## Metin
Ferec İçin ve Hayatlarına Tâbî Olmadıkça
Dolayısıyla, halk için ve gerçekten de en önemli meselenin işsizlik, hemen hemen bütün devlet müesseselerinin yolsuzlukla kirlenmesi, enflasyon, çeteler ve mafya olması; korkunç boyutlardaki ahlâkî tefessüh, ekonominin yıllar sonra İMF'ye teslim edilmesi; tarım ve hayvancılığın neredeyse bitme noktasına gelmesi; ülkeyi 16 yıl uğraştıran bir terör şebekesinin başının rahatı için bir adanın tahsis edilmiş bulunması; savunma sanayii ve istihbarat servisimizin, yarım asırlık ve bir vilâyetimiz büyüklüğünde bir ülkeye âdeta muhtaç bir görünüm arz etmesi; eğitimin içler acısı hali.. evet bütün bunlar, yetkililer ve sorumlular için bir manâ ifade etmiyor ve Kemalizm, lâiklik ve çağdaşlık açısından mesele olarak görülmüyor ki, halkın sadece % 3,4'ünün tehlike addettiği ve bir türlü tarifi yapılamayan irtica adlı bir gulyabani, uykuları kaçırmaya yetiyor.
Cumhuriyet tarihimizin görünüşteki bu değişmez manzarasına rağmen, şahsen, daha derinde çok daha önemli bir mücadelenin varlığına inanıyorum ben. Bunun iki boyutundan biri, Türkiye'nin ve Türk insanının tarihte bıraktığı izin, gelecek adına sahip bulunduğu potansiyel ve bu potansiyelin kaynağı olan dinamiklerinin, Türkiye'yi âdeta dünya nüfuz ve siyaset mücadelesinin merkezi yapması; diğeri ise, tamamen dünya hayatını hedef almış, behîmî arzuların azamî tatmininden başka bir şey düşünmeyen, bunun için de meşrû-gayri meşrû ayırımı yapmayan, ben-merkezci bir anlayışın sahiplerinin, hayatlarını kendilerini yaratan, kalplerinden geçene varıncaya kadar bütün hareketlerini gören ve bir büyük mahkemede bu yaptıklarının hesabını soracağına inandıkları bir varlığa ve ebedî hayat inancına göre düzenleyenlerin mevcudiyetine katlanamamalarıdır. Evet, yolsuzluğu âdeta kazanma felsefesi; yeme-içme, giyme ve cinsel arzuların sınır tanımaz tatminini hayat felsefesi ve üretim-tüketim döngüsünü dünya görüşü yapmış olanların, vazgeçilmez ve değişmez değerleri olanları kabullenmeleri; yanı başlarında, dünyayı âhiretin tarlası gören, yaşamayı ellerinin tersiyle itip yaşatmayı hedef alan ve ahlâkî değerleri bir bayrak gibi dalgalandıranlara tahammül etmeleri mümkün değildir. Eğitim yuvalarının yüz akı da olsalar Müslüman kızın giyimine; başarı, ilim, ahlâk ve edep âbidesi de olsalar, Türkiye'yi dünyanın dört bir yanında, devletten tek bir kuruş almadan büyük fedakârlıklarla temsil de etseler muhabbet er ve erenlerine; bulundukları makam ve mevkilerde millete hizmetten başka bir şey düşünmeyen ve hiçbir yolsuzluğa, hiçbir gayri kanûnîliğe bulaşmamış kaymakam, vali ve memurlara hayat hakkı tanımak istememelerini anlamanın zor bir yanı yoktur. Bilhassa bazı önemli mevkilerde bulunan samimî insanların, bu hususu çok iyi anlamış olmaları ne kadar arzu edilir bir husustur.

## Sağlanan malzeme

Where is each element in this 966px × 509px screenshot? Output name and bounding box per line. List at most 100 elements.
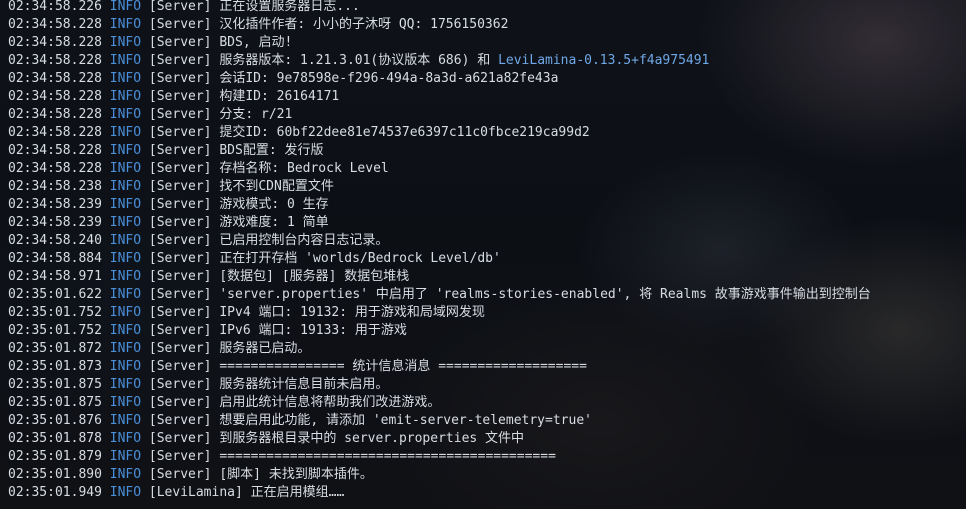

## Verilen görev 1
Metinde "Ferec İçin ve" sözlerinden başlayıp "uykuları kaçırmaya yetiyor." sözleri de dahil olmak üzere o kısmı harfi harfine yeniden yazın.
## Verilen görev 2
Metne göre şu soruları yanıtlayın:
(a) Halkın yüzde kaçı irticayı tehlike addediyor?
(b) Başına bir ada tahsis edilen terör şebekesi ülkeyi kaç yıl uğraştırmış?
(c) Ahlâkî değerleri bayrak gibi dalgalandıranlar dünyayı neyin tarlası olarak görüyor?
Satırlar başka bir kaynaktan alınmıştır.

## Tamamlanmış yanıt 1
Ferec İçin ve Hayatlarına Tâbî Olmadıkça
Dolayısıyla, halk için ve gerçekten de en önemli meselenin işsizlik, hemen hemen bütün devlet müesseselerinin yolsuzlukla kirlenmesi, enflasyon, çeteler ve mafya olması; korkunç boyutlardaki ahlâkî tefessüh, ekonominin yıllar sonra İMF'ye teslim edilmesi; tarım ve hayvancılığın neredeyse bitme noktasına gelmesi; ülkeyi 16 yıl uğraştıran bir terör şebekesinin başının rahatı için bir adanın tahsis edilmiş bulunması; savunma sanayii ve istihbarat servisimizin, yarım asırlık ve bir vilâyetimiz büyüklüğünde bir ülkeye âdeta muhtaç bir görünüm arz etmesi; eğitimin içler acısı hali.. evet bütün bunlar, yetkililer ve sorumlular için bir manâ ifade etmiyor ve Kemalizm, lâiklik ve çağdaşlık açısından mesele olarak görülmüyor ki, halkın sadece % 3,4'ünün tehlike addettiği ve bir türlü tarifi yapılamayan irtica adlı bir gulyabani, uykuları kaçırmaya yetiyor.

## Tamamlanmış yanıt 2
(a) % 3,4'ü.
(b) 16 yıl.
(c) Âhiretin tarlası olarak.